──────── AVAILABLE DATA ────────

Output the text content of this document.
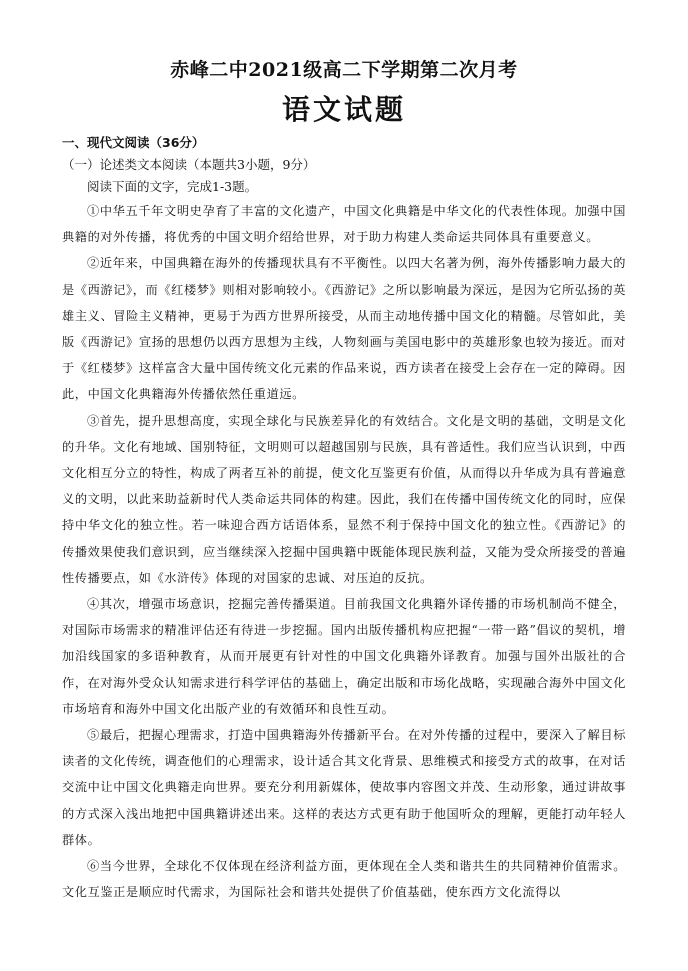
赤峰二中2021级高二下学期第二次月考
语文试题

一、现代文阅读（36分）

（一）论述类文本阅读（本题共3小题，9分）

阅读下面的文字，完成1-3题。

①中华五千年文明史孕育了丰富的文化遗产，中国文化典籍是中华文化的代表性体现。加强中国典籍的对外传播，将优秀的中国文明介绍给世界，对于助力构建人类命运共同体具有重要意义。

②近年来，中国典籍在海外的传播现状具有不平衡性。以四大名著为例，海外传播影响力最大的是《西游记》，而《红楼梦》则相对影响较小。《西游记》之所以影响最为深远，是因为它所弘扬的英雄主义、冒险主义精神，更易于为西方世界所接受，从而主动地传播中国文化的精髓。尽管如此，美版《西游记》宣扬的思想仍以西方思想为主线，人物刻画与美国电影中的英雄形象也较为接近。而对于《红楼梦》这样富含大量中国传统文化元素的作品来说，西方读者在接受上会存在一定的障碍。因此，中国文化典籍海外传播依然任重道远。

③首先，提升思想高度，实现全球化与民族差异化的有效结合。文化是文明的基础，文明是文化的升华。文化有地域、国别特征，文明则可以超越国别与民族，具有普适性。我们应当认识到，中西文化相互分立的特性，构成了两者互补的前提，使文化互鉴更有价值，从而得以升华成为具有普遍意义的文明，以此来助益新时代人类命运共同体的构建。因此，我们在传播中国传统文化的同时，应保持中华文化的独立性。若一味迎合西方话语体系，显然不利于保持中国文化的独立性。《西游记》的传播效果使我们意识到，应当继续深入挖掘中国典籍中既能体现民族利益，又能为受众所接受的普遍性传播要点，如《水浒传》体现的对国家的忠诚、对压迫的反抗。

④其次，增强市场意识，挖掘完善传播渠道。目前我国文化典籍外译传播的市场机制尚不健全，对国际市场需求的精准评估还有待进一步挖掘。国内出版传播机构应把握“一带一路”倡议的契机，增加沿线国家的多语种教育，从而开展更有针对性的中国文化典籍外译教育。加强与国外出版社的合作，在对海外受众认知需求进行科学评估的基础上，确定出版和市场化战略，实现融合海外中国文化市场培育和海外中国文化出版产业的有效循环和良性互动。

⑤最后，把握心理需求，打造中国典籍海外传播新平台。在对外传播的过程中，要深入了解目标读者的文化传统，调查他们的心理需求，设计适合其文化背景、思维模式和接受方式的故事，在对话交流中让中国文化典籍走向世界。要充分利用新媒体，使故事内容图文并茂、生动形象，通过讲故事的方式深入浅出地把中国典籍讲述出来。这样的表达方式更有助于他国听众的理解，更能打动年轻人群体。

⑥当今世界，全球化不仅体现在经济利益方面，更体现在全人类和谐共生的共同精神价值需求。文化互鉴正是顺应时代需求，为国际社会和谐共处提供了价值基础，使东西方文化流得以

────────

YOUR INSTRUCTIONS
Write out the whole listing again, exactly, with no pictures.

TASK RESPONSE
Output the text content of this document.
赤峰二中2021级高二下学期第二次月考
语文试题

一、现代文阅读（36分）

（一）论述类文本阅读（本题共3小题，9分）

阅读下面的文字，完成1-3题。

①中华五千年文明史孕育了丰富的文化遗产，中国文化典籍是中华文化的代表性体现。加强中国典籍的对外传播，将优秀的中国文明介绍给世界，对于助力构建人类命运共同体具有重要意义。

②近年来，中国典籍在海外的传播现状具有不平衡性。以四大名著为例，海外传播影响力最大的是《西游记》，而《红楼梦》则相对影响较小。《西游记》之所以影响最为深远，是因为它所弘扬的英雄主义、冒险主义精神，更易于为西方世界所接受，从而主动地传播中国文化的精髓。尽管如此，美版《西游记》宣扬的思想仍以西方思想为主线，人物刻画与美国电影中的英雄形象也较为接近。而对于《红楼梦》这样富含大量中国传统文化元素的作品来说，西方读者在接受上会存在一定的障碍。因此，中国文化典籍海外传播依然任重道远。

③首先，提升思想高度，实现全球化与民族差异化的有效结合。文化是文明的基础，文明是文化的升华。文化有地域、国别特征，文明则可以超越国别与民族，具有普适性。我们应当认识到，中西文化相互分立的特性，构成了两者互补的前提，使文化互鉴更有价值，从而得以升华成为具有普遍意义的文明，以此来助益新时代人类命运共同体的构建。因此，我们在传播中国传统文化的同时，应保持中华文化的独立性。若一味迎合西方话语体系，显然不利于保持中国文化的独立性。《西游记》的传播效果使我们意识到，应当继续深入挖掘中国典籍中既能体现民族利益，又能为受众所接受的普遍性传播要点，如《水浒传》体现的对国家的忠诚、对压迫的反抗。

④其次，增强市场意识，挖掘完善传播渠道。目前我国文化典籍外译传播的市场机制尚不健全，对国际市场需求的精准评估还有待进一步挖掘。国内出版传播机构应把握“一带一路”倡议的契机，增加沿线国家的多语种教育，从而开展更有针对性的中国文化典籍外译教育。加强与国外出版社的合作，在对海外受众认知需求进行科学评估的基础上，确定出版和市场化战略，实现融合海外中国文化市场培育和海外中国文化出版产业的有效循环和良性互动。

⑤最后，把握心理需求，打造中国典籍海外传播新平台。在对外传播的过程中，要深入了解目标读者的文化传统，调查他们的心理需求，设计适合其文化背景、思维模式和接受方式的故事，在对话交流中让中国文化典籍走向世界。要充分利用新媒体，使故事内容图文并茂、生动形象，通过讲故事的方式深入浅出地把中国典籍讲述出来。这样的表达方式更有助于他国听众的理解，更能打动年轻人群体。

⑥当今世界，全球化不仅体现在经济利益方面，更体现在全人类和谐共生的共同精神价值需求。文化互鉴正是顺应时代需求，为国际社会和谐共处提供了价值基础，使东西方文化流得以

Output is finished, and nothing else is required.